Data entries –

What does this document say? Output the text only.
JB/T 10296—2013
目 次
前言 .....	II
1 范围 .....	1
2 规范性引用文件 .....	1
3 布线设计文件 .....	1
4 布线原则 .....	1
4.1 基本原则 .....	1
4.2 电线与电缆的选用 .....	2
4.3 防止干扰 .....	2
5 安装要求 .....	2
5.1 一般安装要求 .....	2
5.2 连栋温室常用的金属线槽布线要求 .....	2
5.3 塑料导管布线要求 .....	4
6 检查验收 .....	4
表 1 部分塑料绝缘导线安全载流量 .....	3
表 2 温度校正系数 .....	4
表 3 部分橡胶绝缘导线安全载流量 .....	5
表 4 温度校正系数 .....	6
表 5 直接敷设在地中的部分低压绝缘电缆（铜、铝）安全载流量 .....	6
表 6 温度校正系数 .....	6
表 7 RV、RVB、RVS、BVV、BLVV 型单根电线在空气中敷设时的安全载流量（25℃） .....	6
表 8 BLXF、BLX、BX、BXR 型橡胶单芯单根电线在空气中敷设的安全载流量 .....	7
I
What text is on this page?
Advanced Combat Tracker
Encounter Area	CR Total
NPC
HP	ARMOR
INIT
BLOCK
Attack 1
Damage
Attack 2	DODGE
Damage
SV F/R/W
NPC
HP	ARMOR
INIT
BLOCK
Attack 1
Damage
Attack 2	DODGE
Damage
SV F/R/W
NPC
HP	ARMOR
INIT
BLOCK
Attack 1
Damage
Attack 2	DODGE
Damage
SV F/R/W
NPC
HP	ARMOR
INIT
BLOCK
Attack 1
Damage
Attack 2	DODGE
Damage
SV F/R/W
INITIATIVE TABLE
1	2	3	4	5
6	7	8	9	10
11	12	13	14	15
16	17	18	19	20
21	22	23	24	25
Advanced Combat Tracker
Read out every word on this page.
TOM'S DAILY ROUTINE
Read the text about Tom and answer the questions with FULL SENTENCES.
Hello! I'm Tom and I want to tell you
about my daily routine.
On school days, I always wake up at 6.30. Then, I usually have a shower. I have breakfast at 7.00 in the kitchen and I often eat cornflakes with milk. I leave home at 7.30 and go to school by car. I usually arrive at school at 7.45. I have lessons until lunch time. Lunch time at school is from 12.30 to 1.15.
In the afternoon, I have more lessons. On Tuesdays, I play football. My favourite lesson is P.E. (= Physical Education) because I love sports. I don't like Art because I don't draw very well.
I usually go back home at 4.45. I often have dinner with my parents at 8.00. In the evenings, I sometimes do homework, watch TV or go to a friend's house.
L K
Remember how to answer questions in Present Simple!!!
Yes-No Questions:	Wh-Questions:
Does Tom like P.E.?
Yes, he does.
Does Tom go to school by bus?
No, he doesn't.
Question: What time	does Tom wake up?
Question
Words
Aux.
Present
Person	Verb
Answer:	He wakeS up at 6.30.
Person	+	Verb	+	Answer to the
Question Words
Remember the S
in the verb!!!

Stated goal –
In the entries above, find each line with the word "school" and show it.

Exercise response –
On school days, I always wake up at 6.30. Then, I usually have a shower. I have breakfast at 7.00 in the kitchen and I often eat cornflakes with milk. I leave home at 7.30 and go to school by car. I usually arrive at school at 7.45. I have lessons until lunch time. Lunch time at school is from 12.30 to 1.15.
Does Tom go to school by bus?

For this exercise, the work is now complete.